_DATASET ROWS:_
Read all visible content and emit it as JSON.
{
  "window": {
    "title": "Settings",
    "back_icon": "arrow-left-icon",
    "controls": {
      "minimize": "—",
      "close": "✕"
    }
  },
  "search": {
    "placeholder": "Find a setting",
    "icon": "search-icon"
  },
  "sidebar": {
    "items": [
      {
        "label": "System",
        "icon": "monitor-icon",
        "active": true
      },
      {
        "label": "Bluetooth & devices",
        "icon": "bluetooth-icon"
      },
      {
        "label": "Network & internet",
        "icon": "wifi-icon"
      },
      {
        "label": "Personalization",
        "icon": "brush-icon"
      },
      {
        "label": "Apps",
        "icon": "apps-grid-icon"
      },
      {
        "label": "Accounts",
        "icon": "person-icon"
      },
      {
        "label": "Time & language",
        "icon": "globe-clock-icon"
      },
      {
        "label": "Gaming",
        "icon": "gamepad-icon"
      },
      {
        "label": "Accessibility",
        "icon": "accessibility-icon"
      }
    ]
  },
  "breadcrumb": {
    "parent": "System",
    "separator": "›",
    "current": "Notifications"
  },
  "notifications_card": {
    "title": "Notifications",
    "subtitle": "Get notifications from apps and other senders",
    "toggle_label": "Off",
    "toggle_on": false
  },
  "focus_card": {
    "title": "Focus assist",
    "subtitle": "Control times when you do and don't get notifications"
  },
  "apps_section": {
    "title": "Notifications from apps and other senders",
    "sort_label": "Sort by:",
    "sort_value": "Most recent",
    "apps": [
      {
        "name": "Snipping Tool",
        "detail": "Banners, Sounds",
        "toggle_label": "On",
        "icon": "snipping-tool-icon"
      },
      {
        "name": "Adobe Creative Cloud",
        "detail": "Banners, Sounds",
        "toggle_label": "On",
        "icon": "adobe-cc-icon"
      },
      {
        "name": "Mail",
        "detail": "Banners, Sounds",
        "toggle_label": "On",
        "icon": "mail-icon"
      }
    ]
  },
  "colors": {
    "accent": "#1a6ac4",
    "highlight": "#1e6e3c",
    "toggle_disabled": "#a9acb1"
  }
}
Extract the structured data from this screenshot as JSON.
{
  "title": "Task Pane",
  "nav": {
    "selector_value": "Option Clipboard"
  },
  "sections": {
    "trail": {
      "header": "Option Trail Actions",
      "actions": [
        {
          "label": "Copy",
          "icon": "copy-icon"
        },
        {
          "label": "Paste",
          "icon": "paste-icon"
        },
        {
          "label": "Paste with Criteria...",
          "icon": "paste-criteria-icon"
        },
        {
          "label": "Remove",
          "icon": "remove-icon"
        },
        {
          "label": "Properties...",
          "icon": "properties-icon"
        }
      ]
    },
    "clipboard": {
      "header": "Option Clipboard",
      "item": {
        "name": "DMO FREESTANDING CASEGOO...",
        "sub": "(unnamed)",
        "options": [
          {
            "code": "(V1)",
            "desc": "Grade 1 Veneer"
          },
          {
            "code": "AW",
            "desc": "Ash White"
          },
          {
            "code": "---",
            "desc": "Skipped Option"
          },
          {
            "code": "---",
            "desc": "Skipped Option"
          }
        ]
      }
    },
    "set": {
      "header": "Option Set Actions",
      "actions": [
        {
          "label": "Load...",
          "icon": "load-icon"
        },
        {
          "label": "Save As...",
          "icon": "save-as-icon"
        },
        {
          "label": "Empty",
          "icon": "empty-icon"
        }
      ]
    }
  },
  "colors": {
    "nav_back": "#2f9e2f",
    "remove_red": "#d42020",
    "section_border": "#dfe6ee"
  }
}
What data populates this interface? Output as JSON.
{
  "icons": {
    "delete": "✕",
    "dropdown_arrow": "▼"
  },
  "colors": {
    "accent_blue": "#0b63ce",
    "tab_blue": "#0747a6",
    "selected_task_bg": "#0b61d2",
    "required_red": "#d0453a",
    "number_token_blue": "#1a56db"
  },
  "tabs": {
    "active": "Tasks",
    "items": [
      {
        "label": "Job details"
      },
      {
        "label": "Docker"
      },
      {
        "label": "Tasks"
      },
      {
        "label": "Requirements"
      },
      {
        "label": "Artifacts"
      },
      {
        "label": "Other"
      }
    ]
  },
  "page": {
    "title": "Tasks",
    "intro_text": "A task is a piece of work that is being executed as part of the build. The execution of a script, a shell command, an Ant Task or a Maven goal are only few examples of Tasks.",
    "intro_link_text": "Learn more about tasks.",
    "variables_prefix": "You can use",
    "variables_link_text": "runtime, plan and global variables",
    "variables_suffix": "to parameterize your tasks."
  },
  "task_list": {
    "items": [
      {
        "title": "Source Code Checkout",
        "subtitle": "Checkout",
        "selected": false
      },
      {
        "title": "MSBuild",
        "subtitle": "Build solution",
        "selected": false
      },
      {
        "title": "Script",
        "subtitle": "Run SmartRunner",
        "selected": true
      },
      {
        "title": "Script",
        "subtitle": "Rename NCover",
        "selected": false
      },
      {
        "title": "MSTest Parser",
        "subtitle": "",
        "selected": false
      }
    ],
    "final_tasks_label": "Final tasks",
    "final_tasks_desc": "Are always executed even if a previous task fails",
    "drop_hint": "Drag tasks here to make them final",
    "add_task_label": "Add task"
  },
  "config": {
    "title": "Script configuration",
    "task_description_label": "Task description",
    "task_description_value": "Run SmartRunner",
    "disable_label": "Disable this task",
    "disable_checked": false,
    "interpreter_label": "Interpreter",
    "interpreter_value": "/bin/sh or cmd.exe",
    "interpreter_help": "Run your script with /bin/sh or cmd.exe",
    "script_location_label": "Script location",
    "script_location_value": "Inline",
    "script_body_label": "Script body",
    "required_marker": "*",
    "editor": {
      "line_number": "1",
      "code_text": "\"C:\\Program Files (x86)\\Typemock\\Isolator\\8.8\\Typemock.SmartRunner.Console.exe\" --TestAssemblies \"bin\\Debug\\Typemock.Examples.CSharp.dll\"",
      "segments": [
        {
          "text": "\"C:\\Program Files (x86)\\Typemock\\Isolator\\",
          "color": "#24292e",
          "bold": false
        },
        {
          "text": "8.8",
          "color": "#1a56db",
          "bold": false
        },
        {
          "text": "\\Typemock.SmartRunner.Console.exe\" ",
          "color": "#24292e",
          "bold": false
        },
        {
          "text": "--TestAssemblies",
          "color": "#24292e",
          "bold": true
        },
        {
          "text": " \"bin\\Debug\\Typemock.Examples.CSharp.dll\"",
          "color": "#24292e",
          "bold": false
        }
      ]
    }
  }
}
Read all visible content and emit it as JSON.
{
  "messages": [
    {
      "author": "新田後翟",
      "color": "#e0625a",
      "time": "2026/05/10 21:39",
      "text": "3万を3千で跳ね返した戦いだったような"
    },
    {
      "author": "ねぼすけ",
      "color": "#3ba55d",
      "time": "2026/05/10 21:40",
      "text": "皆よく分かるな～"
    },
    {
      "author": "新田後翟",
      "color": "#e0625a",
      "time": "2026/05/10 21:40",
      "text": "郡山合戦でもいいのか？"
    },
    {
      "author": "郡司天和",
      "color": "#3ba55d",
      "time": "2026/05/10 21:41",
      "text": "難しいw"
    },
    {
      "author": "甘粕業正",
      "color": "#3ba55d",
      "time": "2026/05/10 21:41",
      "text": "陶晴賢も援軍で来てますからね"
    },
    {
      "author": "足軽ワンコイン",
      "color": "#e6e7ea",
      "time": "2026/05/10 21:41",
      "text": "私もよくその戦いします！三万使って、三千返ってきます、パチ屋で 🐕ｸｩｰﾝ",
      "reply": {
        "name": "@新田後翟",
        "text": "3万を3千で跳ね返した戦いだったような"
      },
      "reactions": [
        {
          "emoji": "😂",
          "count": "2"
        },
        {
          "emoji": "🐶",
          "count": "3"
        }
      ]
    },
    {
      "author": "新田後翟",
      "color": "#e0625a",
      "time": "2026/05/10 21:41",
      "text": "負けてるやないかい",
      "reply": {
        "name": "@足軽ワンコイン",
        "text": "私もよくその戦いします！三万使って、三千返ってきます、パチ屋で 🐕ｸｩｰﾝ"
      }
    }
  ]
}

_SHORT EXERCISE:_
Tally up the lines with the word "Program" in them, and answer with that number by itself.

_OUTPUT FOR THIS EXERCISE:_
2